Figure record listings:
*****

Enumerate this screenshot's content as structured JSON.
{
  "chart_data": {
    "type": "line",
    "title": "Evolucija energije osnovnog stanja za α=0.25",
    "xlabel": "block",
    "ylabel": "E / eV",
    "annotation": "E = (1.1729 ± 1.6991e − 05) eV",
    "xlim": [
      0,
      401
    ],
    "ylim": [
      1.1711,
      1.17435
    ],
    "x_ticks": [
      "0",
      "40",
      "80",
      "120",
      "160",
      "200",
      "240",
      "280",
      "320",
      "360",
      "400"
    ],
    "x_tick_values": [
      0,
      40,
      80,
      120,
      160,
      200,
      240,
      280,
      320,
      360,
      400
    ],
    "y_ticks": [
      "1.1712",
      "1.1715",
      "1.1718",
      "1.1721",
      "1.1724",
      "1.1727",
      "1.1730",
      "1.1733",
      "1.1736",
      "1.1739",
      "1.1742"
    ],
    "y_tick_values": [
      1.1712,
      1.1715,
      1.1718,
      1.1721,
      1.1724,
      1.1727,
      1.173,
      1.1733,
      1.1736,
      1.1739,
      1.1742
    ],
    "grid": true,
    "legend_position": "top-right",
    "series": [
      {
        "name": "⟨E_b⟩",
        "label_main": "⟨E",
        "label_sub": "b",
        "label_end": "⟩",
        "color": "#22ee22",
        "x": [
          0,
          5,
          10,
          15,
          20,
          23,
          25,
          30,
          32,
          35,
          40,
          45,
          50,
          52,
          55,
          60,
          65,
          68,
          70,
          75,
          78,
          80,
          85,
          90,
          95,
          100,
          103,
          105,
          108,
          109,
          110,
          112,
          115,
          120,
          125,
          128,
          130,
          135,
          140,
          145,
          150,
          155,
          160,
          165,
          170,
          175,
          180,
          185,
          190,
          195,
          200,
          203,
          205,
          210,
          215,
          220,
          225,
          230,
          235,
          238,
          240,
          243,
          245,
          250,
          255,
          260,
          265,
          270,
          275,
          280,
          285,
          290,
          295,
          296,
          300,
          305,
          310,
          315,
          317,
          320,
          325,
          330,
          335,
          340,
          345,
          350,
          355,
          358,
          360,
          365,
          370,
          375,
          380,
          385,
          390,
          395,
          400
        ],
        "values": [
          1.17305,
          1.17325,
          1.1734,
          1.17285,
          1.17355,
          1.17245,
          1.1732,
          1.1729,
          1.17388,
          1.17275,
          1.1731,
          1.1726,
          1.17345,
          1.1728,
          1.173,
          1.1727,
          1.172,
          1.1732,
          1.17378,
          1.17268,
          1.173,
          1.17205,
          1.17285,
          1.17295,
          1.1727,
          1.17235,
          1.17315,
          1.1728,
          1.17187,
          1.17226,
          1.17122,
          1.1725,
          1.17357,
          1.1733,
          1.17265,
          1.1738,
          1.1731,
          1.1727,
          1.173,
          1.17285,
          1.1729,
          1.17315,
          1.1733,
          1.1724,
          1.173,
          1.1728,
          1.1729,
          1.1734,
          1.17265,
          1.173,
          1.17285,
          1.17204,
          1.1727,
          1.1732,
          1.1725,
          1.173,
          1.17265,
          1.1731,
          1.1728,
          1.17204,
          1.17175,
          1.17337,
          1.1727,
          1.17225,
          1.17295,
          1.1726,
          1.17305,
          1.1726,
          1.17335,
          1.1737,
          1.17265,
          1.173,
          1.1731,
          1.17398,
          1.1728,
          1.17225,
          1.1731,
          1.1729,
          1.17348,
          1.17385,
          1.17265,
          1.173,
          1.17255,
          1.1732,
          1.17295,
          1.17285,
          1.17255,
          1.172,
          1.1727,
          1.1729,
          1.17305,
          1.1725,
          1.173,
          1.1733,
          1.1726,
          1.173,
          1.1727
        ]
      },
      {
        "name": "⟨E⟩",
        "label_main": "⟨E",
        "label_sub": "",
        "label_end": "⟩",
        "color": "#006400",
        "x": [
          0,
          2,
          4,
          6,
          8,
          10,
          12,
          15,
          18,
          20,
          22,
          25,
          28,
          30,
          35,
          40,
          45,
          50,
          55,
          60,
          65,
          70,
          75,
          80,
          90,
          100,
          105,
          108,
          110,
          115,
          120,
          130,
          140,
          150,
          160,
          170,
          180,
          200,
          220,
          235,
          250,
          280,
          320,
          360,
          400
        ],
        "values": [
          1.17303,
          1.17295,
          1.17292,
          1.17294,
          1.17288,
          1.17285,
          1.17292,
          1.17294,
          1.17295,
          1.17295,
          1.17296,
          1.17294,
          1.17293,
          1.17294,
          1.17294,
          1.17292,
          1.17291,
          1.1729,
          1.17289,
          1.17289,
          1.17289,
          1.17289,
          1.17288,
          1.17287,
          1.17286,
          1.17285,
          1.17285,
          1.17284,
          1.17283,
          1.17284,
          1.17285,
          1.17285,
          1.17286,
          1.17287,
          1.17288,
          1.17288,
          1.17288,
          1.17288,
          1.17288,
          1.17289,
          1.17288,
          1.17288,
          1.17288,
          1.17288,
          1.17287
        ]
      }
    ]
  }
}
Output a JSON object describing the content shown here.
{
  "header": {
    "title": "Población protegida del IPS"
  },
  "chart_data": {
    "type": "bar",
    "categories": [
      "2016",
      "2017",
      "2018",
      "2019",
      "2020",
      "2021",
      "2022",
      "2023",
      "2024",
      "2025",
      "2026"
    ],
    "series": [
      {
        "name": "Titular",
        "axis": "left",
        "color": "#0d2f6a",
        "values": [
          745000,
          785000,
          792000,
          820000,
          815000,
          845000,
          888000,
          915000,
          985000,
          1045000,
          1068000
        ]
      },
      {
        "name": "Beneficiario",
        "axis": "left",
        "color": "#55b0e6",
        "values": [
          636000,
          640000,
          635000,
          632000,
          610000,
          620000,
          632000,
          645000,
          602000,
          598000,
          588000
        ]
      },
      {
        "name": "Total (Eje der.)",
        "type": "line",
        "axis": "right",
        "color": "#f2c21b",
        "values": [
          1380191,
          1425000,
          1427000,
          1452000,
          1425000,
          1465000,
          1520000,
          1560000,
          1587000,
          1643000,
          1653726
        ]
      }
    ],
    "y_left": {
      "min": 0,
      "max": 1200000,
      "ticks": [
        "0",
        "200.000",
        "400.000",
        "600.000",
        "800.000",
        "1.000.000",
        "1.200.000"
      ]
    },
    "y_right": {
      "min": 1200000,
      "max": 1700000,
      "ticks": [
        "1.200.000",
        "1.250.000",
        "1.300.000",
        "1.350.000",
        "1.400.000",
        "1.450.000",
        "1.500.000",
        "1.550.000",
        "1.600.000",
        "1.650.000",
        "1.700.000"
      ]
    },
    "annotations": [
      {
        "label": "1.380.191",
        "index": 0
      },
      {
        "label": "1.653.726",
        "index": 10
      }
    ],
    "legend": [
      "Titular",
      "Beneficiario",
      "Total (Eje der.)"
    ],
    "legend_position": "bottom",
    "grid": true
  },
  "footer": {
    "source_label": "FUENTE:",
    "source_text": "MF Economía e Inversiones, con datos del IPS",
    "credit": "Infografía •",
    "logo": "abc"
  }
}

*****

Task instructions:
Copy the material above back out, exactly as written.

Answer to the problem:
Enumerate this screenshot's content as structured JSON.
{
  "chart_data": {
    "type": "line",
    "title": "Evolucija energije osnovnog stanja za α=0.25",
    "xlabel": "block",
    "ylabel": "E / eV",
    "annotation": "E = (1.1729 ± 1.6991e − 05) eV",
    "xlim": [
      0,
      401
    ],
    "ylim": [
      1.1711,
      1.17435
    ],
    "x_ticks": [
      "0",
      "40",
      "80",
      "120",
      "160",
      "200",
      "240",
      "280",
      "320",
      "360",
      "400"
    ],
    "x_tick_values": [
      0,
      40,
      80,
      120,
      160,
      200,
      240,
      280,
      320,
      360,
      400
    ],
    "y_ticks": [
      "1.1712",
      "1.1715",
      "1.1718",
      "1.1721",
      "1.1724",
      "1.1727",
      "1.1730",
      "1.1733",
      "1.1736",
      "1.1739",
      "1.1742"
    ],
    "y_tick_values": [
      1.1712,
      1.1715,
      1.1718,
      1.1721,
      1.1724,
      1.1727,
      1.173,
      1.1733,
      1.1736,
      1.1739,
      1.1742
    ],
    "grid": true,
    "legend_position": "top-right",
    "series": [
      {
        "name": "⟨E_b⟩",
        "label_main": "⟨E",
        "label_sub": "b",
        "label_end": "⟩",
        "color": "#22ee22",
        "x": [
          0,
          5,
          10,
          15,
          20,
          23,
          25,
          30,
          32,
          35,
          40,
          45,
          50,
          52,
          55,
          60,
          65,
          68,
          70,
          75,
          78,
          80,
          85,
          90,
          95,
          100,
          103,
          105,
          108,
          109,
          110,
          112,
          115,
          120,
          125,
          128,
          130,
          135,
          140,
          145,
          150,
          155,
          160,
          165,
          170,
          175,
          180,
          185,
          190,
          195,
          200,
          203,
          205,
          210,
          215,
          220,
          225,
          230,
          235,
          238,
          240,
          243,
          245,
          250,
          255,
          260,
          265,
          270,
          275,
          280,
          285,
          290,
          295,
          296,
          300,
          305,
          310,
          315,
          317,
          320,
          325,
          330,
          335,
          340,
          345,
          350,
          355,
          358,
          360,
          365,
          370,
          375,
          380,
          385,
          390,
          395,
          400
        ],
        "values": [
          1.17305,
          1.17325,
          1.1734,
          1.17285,
          1.17355,
          1.17245,
          1.1732,
          1.1729,
          1.17388,
          1.17275,
          1.1731,
          1.1726,
          1.17345,
          1.1728,
          1.173,
          1.1727,
          1.172,
          1.1732,
          1.17378,
          1.17268,
          1.173,
          1.17205,
          1.17285,
          1.17295,
          1.1727,
          1.17235,
          1.17315,
          1.1728,
          1.17187,
          1.17226,
          1.17122,
          1.1725,
          1.17357,
          1.1733,
          1.17265,
          1.1738,
          1.1731,
          1.1727,
          1.173,
          1.17285,
          1.1729,
          1.17315,
          1.1733,
          1.1724,
          1.173,
          1.1728,
          1.1729,
          1.1734,
          1.17265,
          1.173,
          1.17285,
          1.17204,
          1.1727,
          1.1732,
          1.1725,
          1.173,
          1.17265,
          1.1731,
          1.1728,
          1.17204,
          1.17175,
          1.17337,
          1.1727,
          1.17225,
          1.17295,
          1.1726,
          1.17305,
          1.1726,
          1.17335,
          1.1737,
          1.17265,
          1.173,
          1.1731,
          1.17398,
          1.1728,
          1.17225,
          1.1731,
          1.1729,
          1.17348,
          1.17385,
          1.17265,
          1.173,
          1.17255,
          1.1732,
          1.17295,
          1.17285,
          1.17255,
          1.172,
          1.1727,
          1.1729,
          1.17305,
          1.1725,
          1.173,
          1.1733,
          1.1726,
          1.173,
          1.1727
        ]
      },
      {
        "name": "⟨E⟩",
        "label_main": "⟨E",
        "label_sub": "",
        "label_end": "⟩",
        "color": "#006400",
        "x": [
          0,
          2,
          4,
          6,
          8,
          10,
          12,
          15,
          18,
          20,
          22,
          25,
          28,
          30,
          35,
          40,
          45,
          50,
          55,
          60,
          65,
          70,
          75,
          80,
          90,
          100,
          105,
          108,
          110,
          115,
          120,
          130,
          140,
          150,
          160,
          170,
          180,
          200,
          220,
          235,
          250,
          280,
          320,
          360,
          400
        ],
        "values": [
          1.17303,
          1.17295,
          1.17292,
          1.17294,
          1.17288,
          1.17285,
          1.17292,
          1.17294,
          1.17295,
          1.17295,
          1.17296,
          1.17294,
          1.17293,
          1.17294,
          1.17294,
          1.17292,
          1.17291,
          1.1729,
          1.17289,
          1.17289,
          1.17289,
          1.17289,
          1.17288,
          1.17287,
          1.17286,
          1.17285,
          1.17285,
          1.17284,
          1.17283,
          1.17284,
          1.17285,
          1.17285,
          1.17286,
          1.17287,
          1.17288,
          1.17288,
          1.17288,
          1.17288,
          1.17288,
          1.17289,
          1.17288,
          1.17288,
          1.17288,
          1.17288,
          1.17287
        ]
      }
    ]
  }
}
Output a JSON object describing the content shown here.
{
  "header": {
    "title": "Población protegida del IPS"
  },
  "chart_data": {
    "type": "bar",
    "categories": [
      "2016",
      "2017",
      "2018",
      "2019",
      "2020",
      "2021",
      "2022",
      "2023",
      "2024",
      "2025",
      "2026"
    ],
    "series": [
      {
        "name": "Titular",
        "axis": "left",
        "color": "#0d2f6a",
        "values": [
          745000,
          785000,
          792000,
          820000,
          815000,
          845000,
          888000,
          915000,
          985000,
          1045000,
          1068000
        ]
      },
      {
        "name": "Beneficiario",
        "axis": "left",
        "color": "#55b0e6",
        "values": [
          636000,
          640000,
          635000,
          632000,
          610000,
          620000,
          632000,
          645000,
          602000,
          598000,
          588000
        ]
      },
      {
        "name": "Total (Eje der.)",
        "type": "line",
        "axis": "right",
        "color": "#f2c21b",
        "values": [
          1380191,
          1425000,
          1427000,
          1452000,
          1425000,
          1465000,
          1520000,
          1560000,
          1587000,
          1643000,
          1653726
        ]
      }
    ],
    "y_left": {
      "min": 0,
      "max": 1200000,
      "ticks": [
        "0",
        "200.000",
        "400.000",
        "600.000",
        "800.000",
        "1.000.000",
        "1.200.000"
      ]
    },
    "y_right": {
      "min": 1200000,
      "max": 1700000,
      "ticks": [
        "1.200.000",
        "1.250.000",
        "1.300.000",
        "1.350.000",
        "1.400.000",
        "1.450.000",
        "1.500.000",
        "1.550.000",
        "1.600.000",
        "1.650.000",
        "1.700.000"
      ]
    },
    "annotations": [
      {
        "label": "1.380.191",
        "index": 0
      },
      {
        "label": "1.653.726",
        "index": 10
      }
    ],
    "legend": [
      "Titular",
      "Beneficiario",
      "Total (Eje der.)"
    ],
    "legend_position": "bottom",
    "grid": true
  },
  "footer": {
    "source_label": "FUENTE:",
    "source_text": "MF Economía e Inversiones, con datos del IPS",
    "credit": "Infografía •",
    "logo": "abc"
  }
}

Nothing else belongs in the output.